WHAT THE TASK REQUIRES: Every line containing the word "recessions" needs to be found and copied.

Dataset rows about figures
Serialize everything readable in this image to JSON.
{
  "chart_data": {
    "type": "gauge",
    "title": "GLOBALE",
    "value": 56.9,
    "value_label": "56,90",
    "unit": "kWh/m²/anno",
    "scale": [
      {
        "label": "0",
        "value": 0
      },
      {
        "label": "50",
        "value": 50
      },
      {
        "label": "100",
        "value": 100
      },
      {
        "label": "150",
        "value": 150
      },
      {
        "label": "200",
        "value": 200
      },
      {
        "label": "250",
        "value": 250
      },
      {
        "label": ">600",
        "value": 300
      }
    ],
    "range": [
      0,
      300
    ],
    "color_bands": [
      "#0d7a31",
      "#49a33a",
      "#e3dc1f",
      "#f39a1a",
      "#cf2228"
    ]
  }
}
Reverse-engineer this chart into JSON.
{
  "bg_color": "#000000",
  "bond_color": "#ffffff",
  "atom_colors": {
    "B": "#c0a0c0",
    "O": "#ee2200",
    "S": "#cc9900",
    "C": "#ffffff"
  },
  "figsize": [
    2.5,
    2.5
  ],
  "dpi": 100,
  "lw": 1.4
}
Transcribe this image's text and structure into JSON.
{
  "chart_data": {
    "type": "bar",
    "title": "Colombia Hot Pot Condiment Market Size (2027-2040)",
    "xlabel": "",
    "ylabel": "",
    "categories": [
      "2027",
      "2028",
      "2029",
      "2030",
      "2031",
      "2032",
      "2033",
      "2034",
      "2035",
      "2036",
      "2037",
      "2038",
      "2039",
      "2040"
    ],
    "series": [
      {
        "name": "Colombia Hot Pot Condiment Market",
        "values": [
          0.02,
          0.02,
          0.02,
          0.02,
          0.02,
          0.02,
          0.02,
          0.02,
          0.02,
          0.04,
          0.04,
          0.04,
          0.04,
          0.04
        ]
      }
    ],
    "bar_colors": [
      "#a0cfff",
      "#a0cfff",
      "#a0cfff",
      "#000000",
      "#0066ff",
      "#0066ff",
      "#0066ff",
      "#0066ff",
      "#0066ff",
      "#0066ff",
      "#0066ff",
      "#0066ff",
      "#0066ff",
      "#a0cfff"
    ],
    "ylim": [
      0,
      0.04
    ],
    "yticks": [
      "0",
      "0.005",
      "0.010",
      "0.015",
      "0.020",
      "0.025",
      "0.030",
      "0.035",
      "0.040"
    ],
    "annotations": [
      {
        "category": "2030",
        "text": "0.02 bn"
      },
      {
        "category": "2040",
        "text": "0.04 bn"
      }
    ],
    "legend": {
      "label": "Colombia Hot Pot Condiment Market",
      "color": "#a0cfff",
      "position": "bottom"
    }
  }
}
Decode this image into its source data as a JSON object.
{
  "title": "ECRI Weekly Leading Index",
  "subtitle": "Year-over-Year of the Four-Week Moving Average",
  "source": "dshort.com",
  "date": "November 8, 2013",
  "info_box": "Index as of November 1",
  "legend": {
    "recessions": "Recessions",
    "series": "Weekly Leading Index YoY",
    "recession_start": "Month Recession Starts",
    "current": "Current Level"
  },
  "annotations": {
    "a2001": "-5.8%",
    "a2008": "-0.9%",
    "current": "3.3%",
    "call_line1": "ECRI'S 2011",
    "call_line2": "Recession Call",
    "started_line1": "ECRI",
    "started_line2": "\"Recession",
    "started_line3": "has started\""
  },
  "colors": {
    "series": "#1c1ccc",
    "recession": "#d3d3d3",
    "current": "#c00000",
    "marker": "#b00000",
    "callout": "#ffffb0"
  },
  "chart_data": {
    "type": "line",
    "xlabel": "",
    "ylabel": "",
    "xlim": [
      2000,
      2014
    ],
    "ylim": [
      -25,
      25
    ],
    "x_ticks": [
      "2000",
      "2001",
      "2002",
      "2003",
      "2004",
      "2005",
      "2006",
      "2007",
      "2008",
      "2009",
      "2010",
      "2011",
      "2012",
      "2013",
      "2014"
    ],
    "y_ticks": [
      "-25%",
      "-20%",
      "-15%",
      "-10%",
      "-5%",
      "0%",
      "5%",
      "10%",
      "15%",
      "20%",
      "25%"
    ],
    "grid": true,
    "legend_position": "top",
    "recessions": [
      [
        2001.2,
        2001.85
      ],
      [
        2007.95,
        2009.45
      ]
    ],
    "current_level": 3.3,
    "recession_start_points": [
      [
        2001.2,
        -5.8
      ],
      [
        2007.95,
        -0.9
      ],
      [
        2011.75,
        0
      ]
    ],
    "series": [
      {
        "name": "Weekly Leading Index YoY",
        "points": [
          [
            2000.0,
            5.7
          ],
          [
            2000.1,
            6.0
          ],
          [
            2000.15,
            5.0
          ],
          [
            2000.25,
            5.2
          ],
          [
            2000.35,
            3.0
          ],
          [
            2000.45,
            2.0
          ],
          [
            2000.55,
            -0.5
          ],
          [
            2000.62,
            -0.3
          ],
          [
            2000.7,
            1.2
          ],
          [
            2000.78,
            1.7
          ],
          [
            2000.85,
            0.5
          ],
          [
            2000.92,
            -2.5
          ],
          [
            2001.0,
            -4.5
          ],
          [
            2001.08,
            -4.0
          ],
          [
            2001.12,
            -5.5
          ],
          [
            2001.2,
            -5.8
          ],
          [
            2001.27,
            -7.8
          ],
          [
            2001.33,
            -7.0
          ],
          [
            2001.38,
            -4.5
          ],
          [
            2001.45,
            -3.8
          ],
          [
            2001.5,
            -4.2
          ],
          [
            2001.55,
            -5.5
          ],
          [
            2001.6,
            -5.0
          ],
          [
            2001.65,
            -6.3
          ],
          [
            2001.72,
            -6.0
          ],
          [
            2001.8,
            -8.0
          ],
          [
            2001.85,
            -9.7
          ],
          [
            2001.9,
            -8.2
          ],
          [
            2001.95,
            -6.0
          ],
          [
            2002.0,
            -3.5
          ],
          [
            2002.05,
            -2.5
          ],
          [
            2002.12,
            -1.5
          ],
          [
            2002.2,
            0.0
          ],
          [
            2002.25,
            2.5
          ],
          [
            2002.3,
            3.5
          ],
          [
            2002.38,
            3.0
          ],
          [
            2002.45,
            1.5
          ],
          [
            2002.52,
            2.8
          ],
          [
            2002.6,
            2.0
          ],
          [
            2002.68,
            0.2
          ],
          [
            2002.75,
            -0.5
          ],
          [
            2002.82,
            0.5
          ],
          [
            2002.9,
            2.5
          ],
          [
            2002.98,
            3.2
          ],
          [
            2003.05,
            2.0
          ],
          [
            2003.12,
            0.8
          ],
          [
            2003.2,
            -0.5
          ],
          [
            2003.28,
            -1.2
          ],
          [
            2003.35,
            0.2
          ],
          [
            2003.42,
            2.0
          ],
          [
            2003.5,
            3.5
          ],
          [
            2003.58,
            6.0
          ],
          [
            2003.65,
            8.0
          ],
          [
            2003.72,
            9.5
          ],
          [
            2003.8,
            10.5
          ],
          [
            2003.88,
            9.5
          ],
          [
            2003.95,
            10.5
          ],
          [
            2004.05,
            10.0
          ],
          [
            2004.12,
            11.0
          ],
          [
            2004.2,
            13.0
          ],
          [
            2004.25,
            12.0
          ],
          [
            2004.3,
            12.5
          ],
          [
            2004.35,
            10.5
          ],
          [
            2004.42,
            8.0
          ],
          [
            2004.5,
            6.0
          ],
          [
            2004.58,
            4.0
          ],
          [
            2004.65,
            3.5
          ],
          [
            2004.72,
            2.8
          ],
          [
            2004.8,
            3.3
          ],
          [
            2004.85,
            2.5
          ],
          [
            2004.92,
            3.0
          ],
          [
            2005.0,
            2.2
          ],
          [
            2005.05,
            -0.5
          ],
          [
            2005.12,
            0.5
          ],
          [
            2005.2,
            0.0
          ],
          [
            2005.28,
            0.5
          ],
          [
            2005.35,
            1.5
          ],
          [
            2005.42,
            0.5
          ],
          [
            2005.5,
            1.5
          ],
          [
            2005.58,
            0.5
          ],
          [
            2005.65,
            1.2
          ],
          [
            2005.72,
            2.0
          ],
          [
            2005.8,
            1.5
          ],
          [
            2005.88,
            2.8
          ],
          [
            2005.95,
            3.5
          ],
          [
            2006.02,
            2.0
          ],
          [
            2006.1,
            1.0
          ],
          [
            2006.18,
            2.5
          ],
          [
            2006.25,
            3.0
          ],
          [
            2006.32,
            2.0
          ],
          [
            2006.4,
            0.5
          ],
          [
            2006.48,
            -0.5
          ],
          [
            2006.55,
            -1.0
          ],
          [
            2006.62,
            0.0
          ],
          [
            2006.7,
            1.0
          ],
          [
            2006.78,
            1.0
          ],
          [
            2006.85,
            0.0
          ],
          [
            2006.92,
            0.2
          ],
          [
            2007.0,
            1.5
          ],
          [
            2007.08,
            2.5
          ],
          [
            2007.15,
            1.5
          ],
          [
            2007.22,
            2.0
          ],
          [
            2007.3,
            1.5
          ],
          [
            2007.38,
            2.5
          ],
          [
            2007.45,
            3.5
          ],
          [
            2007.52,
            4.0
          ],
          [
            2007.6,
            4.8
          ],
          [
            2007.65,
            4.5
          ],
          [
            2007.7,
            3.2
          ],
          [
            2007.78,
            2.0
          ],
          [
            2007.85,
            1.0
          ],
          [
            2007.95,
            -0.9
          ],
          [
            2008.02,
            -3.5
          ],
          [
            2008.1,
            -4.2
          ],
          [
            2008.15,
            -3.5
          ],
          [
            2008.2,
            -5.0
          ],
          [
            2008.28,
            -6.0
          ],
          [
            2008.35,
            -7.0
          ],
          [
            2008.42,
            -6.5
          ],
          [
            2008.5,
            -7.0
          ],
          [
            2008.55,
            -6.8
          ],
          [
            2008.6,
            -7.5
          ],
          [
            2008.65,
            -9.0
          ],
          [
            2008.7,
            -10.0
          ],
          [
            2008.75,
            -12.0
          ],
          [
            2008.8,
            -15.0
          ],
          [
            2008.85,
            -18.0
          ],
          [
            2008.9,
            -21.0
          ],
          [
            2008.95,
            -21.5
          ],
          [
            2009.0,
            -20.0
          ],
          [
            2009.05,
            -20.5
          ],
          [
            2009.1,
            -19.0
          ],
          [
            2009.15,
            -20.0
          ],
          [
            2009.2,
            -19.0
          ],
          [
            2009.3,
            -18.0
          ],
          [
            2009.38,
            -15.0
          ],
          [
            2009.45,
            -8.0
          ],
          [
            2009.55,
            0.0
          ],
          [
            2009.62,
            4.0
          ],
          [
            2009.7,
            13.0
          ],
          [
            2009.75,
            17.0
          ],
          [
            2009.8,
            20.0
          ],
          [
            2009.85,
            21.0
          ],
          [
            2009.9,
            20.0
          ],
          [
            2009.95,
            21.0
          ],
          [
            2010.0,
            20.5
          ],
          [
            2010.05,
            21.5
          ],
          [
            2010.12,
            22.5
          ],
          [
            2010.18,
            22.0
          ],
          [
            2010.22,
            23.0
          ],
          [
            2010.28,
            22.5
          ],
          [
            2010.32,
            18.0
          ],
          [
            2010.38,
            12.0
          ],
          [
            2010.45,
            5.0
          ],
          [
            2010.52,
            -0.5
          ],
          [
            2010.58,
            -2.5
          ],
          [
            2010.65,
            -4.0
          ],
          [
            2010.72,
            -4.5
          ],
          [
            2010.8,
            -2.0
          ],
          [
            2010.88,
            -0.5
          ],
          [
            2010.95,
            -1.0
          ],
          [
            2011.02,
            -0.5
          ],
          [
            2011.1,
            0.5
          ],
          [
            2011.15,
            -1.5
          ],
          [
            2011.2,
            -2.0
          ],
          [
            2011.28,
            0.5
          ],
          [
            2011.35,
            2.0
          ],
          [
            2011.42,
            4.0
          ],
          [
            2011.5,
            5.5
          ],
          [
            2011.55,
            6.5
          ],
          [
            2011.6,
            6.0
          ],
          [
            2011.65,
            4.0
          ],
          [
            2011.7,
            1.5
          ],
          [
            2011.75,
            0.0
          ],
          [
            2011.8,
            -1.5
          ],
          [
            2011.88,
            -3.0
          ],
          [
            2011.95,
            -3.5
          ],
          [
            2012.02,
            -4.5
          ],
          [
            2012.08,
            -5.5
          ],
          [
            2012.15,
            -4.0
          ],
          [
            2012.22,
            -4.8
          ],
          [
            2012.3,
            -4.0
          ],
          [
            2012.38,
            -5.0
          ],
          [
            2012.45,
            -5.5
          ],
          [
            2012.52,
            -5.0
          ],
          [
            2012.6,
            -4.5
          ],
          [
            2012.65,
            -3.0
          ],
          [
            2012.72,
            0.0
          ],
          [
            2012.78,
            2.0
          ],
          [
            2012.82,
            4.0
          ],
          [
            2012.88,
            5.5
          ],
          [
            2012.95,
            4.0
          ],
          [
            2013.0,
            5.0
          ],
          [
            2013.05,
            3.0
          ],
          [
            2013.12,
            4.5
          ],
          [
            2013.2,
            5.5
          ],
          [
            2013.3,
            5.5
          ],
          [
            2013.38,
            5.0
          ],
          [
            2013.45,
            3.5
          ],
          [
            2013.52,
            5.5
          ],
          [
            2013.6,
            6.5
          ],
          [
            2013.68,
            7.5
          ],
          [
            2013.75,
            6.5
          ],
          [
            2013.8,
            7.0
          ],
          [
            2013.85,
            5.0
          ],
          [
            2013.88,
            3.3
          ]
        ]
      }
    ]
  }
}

ANSWER TO THE TASK:
    "recessions": "Recessions",
    "recessions": [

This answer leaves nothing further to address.